══ Data to use ══

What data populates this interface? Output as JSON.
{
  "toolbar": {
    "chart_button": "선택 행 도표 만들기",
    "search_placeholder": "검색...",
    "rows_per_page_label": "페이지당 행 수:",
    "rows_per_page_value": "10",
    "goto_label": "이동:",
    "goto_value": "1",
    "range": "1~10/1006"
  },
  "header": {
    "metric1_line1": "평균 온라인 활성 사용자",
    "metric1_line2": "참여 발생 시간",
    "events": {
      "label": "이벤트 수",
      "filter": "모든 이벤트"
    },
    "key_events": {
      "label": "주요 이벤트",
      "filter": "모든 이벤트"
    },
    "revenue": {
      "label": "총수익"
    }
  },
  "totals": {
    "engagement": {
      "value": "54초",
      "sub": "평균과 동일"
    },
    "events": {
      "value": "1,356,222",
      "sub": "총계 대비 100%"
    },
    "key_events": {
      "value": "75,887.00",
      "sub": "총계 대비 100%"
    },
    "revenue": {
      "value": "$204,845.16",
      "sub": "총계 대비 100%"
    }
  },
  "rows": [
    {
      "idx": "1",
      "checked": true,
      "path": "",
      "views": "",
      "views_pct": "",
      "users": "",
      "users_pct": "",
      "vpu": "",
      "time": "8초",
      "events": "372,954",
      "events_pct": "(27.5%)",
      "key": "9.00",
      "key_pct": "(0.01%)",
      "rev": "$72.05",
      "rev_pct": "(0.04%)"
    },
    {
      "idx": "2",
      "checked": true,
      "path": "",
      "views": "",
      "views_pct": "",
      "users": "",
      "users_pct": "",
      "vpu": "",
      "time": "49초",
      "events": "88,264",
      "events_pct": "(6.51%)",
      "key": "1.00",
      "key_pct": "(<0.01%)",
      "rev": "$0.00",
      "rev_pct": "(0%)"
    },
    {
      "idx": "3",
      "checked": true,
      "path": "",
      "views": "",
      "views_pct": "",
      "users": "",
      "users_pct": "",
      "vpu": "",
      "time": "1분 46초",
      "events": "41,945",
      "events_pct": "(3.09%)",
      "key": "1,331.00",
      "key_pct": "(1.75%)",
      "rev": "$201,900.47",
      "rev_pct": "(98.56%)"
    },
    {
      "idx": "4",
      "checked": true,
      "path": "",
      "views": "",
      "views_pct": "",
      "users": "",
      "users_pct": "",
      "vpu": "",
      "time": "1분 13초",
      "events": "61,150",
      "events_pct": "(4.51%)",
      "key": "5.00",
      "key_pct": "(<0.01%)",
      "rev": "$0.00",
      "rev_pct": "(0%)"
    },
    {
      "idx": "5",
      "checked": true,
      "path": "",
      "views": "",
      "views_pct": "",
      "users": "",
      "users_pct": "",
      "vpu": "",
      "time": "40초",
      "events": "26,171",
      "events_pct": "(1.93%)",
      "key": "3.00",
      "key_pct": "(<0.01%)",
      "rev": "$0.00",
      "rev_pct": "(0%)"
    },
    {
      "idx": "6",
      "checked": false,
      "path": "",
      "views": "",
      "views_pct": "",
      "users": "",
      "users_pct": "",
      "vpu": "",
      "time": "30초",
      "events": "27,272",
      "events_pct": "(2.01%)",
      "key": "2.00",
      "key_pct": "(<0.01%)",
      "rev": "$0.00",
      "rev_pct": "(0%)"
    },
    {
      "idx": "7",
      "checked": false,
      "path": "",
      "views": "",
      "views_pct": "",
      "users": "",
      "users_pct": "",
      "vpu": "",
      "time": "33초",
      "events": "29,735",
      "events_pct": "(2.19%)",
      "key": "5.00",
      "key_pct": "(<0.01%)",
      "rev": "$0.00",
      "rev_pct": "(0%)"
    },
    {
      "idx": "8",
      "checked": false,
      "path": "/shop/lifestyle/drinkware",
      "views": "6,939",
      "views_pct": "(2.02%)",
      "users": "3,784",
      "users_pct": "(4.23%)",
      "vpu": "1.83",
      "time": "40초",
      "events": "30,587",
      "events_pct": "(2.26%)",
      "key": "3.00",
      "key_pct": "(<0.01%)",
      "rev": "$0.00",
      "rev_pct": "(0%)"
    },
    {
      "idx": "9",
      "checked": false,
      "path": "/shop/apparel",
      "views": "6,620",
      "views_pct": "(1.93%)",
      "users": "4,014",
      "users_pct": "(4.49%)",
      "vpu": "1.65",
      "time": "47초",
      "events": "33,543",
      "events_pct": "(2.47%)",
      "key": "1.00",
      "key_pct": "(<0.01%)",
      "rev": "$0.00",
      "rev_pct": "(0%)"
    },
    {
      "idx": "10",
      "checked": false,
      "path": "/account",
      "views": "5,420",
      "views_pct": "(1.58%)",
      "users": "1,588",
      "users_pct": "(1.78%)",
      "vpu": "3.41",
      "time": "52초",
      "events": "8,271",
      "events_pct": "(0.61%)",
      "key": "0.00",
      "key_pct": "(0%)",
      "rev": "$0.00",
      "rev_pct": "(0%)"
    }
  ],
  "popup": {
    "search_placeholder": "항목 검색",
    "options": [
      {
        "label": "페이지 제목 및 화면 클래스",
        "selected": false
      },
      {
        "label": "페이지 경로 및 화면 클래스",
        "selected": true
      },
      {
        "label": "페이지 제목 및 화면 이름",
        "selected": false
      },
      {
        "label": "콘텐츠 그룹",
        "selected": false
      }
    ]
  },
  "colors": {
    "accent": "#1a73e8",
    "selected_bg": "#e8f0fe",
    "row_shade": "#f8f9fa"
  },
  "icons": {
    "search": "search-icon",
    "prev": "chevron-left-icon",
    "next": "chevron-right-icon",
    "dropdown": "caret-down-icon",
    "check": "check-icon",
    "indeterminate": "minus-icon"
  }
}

═══

* Task *
Repeat the data exactly. Leave nothing out.

* Reply *
What data populates this interface? Output as JSON.
{
  "toolbar": {
    "chart_button": "선택 행 도표 만들기",
    "search_placeholder": "검색...",
    "rows_per_page_label": "페이지당 행 수:",
    "rows_per_page_value": "10",
    "goto_label": "이동:",
    "goto_value": "1",
    "range": "1~10/1006"
  },
  "header": {
    "metric1_line1": "평균 온라인 활성 사용자",
    "metric1_line2": "참여 발생 시간",
    "events": {
      "label": "이벤트 수",
      "filter": "모든 이벤트"
    },
    "key_events": {
      "label": "주요 이벤트",
      "filter": "모든 이벤트"
    },
    "revenue": {
      "label": "총수익"
    }
  },
  "totals": {
    "engagement": {
      "value": "54초",
      "sub": "평균과 동일"
    },
    "events": {
      "value": "1,356,222",
      "sub": "총계 대비 100%"
    },
    "key_events": {
      "value": "75,887.00",
      "sub": "총계 대비 100%"
    },
    "revenue": {
      "value": "$204,845.16",
      "sub": "총계 대비 100%"
    }
  },
  "rows": [
    {
      "idx": "1",
      "checked": true,
      "path": "",
      "views": "",
      "views_pct": "",
      "users": "",
      "users_pct": "",
      "vpu": "",
      "time": "8초",
      "events": "372,954",
      "events_pct": "(27.5%)",
      "key": "9.00",
      "key_pct": "(0.01%)",
      "rev": "$72.05",
      "rev_pct": "(0.04%)"
    },
    {
      "idx": "2",
      "checked": true,
      "path": "",
      "views": "",
      "views_pct": "",
      "users": "",
      "users_pct": "",
      "vpu": "",
      "time": "49초",
      "events": "88,264",
      "events_pct": "(6.51%)",
      "key": "1.00",
      "key_pct": "(<0.01%)",
      "rev": "$0.00",
      "rev_pct": "(0%)"
    },
    {
      "idx": "3",
      "checked": true,
      "path": "",
      "views": "",
      "views_pct": "",
      "users": "",
      "users_pct": "",
      "vpu": "",
      "time": "1분 46초",
      "events": "41,945",
      "events_pct": "(3.09%)",
      "key": "1,331.00",
      "key_pct": "(1.75%)",
      "rev": "$201,900.47",
      "rev_pct": "(98.56%)"
    },
    {
      "idx": "4",
      "checked": true,
      "path": "",
      "views": "",
      "views_pct": "",
      "users": "",
      "users_pct": "",
      "vpu": "",
      "time": "1분 13초",
      "events": "61,150",
      "events_pct": "(4.51%)",
      "key": "5.00",
      "key_pct": "(<0.01%)",
      "rev": "$0.00",
      "rev_pct": "(0%)"
    },
    {
      "idx": "5",
      "checked": true,
      "path": "",
      "views": "",
      "views_pct": "",
      "users": "",
      "users_pct": "",
      "vpu": "",
      "time": "40초",
      "events": "26,171",
      "events_pct": "(1.93%)",
      "key": "3.00",
      "key_pct": "(<0.01%)",
      "rev": "$0.00",
      "rev_pct": "(0%)"
    },
    {
      "idx": "6",
      "checked": false,
      "path": "",
      "views": "",
      "views_pct": "",
      "users": "",
      "users_pct": "",
      "vpu": "",
      "time": "30초",
      "events": "27,272",
      "events_pct": "(2.01%)",
      "key": "2.00",
      "key_pct": "(<0.01%)",
      "rev": "$0.00",
      "rev_pct": "(0%)"
    },
    {
      "idx": "7",
      "checked": false,
      "path": "",
      "views": "",
      "views_pct": "",
      "users": "",
      "users_pct": "",
      "vpu": "",
      "time": "33초",
      "events": "29,735",
      "events_pct": "(2.19%)",
      "key": "5.00",
      "key_pct": "(<0.01%)",
      "rev": "$0.00",
      "rev_pct": "(0%)"
    },
    {
      "idx": "8",
      "checked": false,
      "path": "/shop/lifestyle/drinkware",
      "views": "6,939",
      "views_pct": "(2.02%)",
      "users": "3,784",
      "users_pct": "(4.23%)",
      "vpu": "1.83",
      "time": "40초",
      "events": "30,587",
      "events_pct": "(2.26%)",
      "key": "3.00",
      "key_pct": "(<0.01%)",
      "rev": "$0.00",
      "rev_pct": "(0%)"
    },
    {
      "idx": "9",
      "checked": false,
      "path": "/shop/apparel",
      "views": "6,620",
      "views_pct": "(1.93%)",
      "users": "4,014",
      "users_pct": "(4.49%)",
      "vpu": "1.65",
      "time": "47초",
      "events": "33,543",
      "events_pct": "(2.47%)",
      "key": "1.00",
      "key_pct": "(<0.01%)",
      "rev": "$0.00",
      "rev_pct": "(0%)"
    },
    {
      "idx": "10",
      "checked": false,
      "path": "/account",
      "views": "5,420",
      "views_pct": "(1.58%)",
      "users": "1,588",
      "users_pct": "(1.78%)",
      "vpu": "3.41",
      "time": "52초",
      "events": "8,271",
      "events_pct": "(0.61%)",
      "key": "0.00",
      "key_pct": "(0%)",
      "rev": "$0.00",
      "rev_pct": "(0%)"
    }
  ],
  "popup": {
    "search_placeholder": "항목 검색",
    "options": [
      {
        "label": "페이지 제목 및 화면 클래스",
        "selected": false
      },
      {
        "label": "페이지 경로 및 화면 클래스",
        "selected": true
      },
      {
        "label": "페이지 제목 및 화면 이름",
        "selected": false
      },
      {
        "label": "콘텐츠 그룹",
        "selected": false
      }
    ]
  },
  "colors": {
    "accent": "#1a73e8",
    "selected_bg": "#e8f0fe",
    "row_shade": "#f8f9fa"
  },
  "icons": {
    "search": "search-icon",
    "prev": "chevron-left-icon",
    "next": "chevron-right-icon",
    "dropdown": "caret-down-icon",
    "check": "check-icon",
    "indeterminate": "minus-icon"
  }
}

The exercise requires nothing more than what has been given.